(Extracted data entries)
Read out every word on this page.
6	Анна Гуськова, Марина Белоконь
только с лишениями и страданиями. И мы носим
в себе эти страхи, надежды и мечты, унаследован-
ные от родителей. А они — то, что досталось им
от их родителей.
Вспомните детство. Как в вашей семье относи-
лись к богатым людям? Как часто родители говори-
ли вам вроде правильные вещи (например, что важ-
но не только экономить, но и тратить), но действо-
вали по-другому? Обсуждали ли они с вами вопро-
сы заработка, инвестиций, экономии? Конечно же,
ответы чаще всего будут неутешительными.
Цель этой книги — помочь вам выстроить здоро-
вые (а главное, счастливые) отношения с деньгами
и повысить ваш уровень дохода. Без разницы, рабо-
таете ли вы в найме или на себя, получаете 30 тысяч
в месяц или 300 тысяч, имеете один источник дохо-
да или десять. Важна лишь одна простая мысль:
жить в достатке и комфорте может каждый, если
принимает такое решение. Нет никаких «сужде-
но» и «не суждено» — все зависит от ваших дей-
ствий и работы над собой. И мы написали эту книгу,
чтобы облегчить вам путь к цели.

--

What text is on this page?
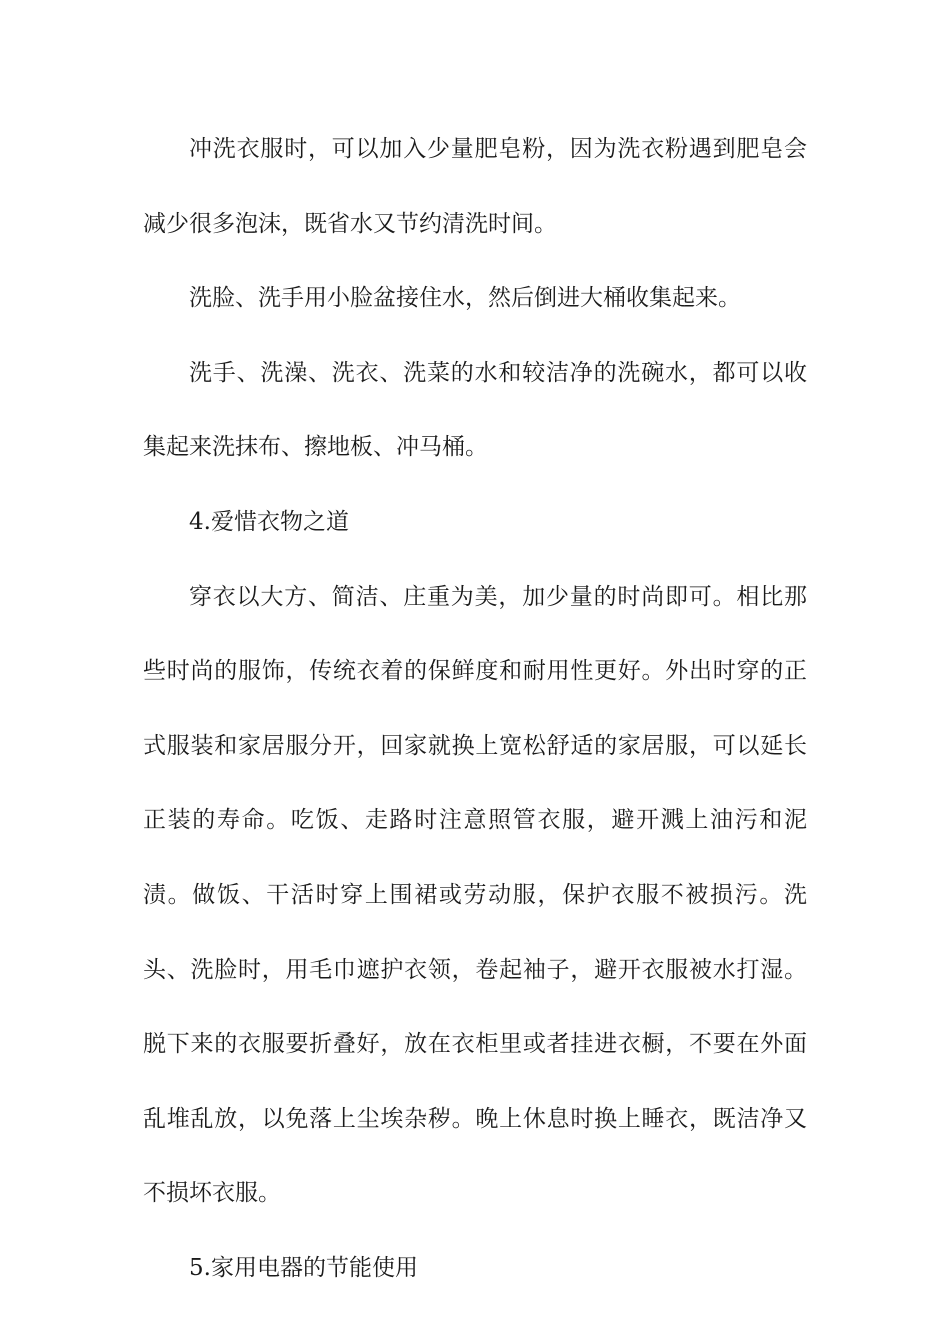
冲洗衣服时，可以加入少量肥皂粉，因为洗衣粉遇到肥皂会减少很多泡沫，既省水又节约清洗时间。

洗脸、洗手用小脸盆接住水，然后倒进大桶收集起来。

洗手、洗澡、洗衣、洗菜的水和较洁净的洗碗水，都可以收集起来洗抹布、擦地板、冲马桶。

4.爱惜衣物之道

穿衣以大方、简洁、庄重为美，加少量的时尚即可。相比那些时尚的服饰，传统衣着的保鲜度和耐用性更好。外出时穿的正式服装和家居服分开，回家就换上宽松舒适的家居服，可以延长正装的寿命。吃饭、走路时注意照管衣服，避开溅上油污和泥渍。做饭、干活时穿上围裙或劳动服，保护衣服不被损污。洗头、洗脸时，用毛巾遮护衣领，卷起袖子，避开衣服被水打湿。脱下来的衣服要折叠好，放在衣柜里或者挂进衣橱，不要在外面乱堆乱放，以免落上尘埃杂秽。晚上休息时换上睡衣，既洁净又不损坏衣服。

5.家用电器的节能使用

**Directions for this task**: Report every line containing the word "только" from the listing above.

**Solution for this exercise**:
только с лишениями и страданиями. И мы носим
но не только экономить, но и тратить), но действо-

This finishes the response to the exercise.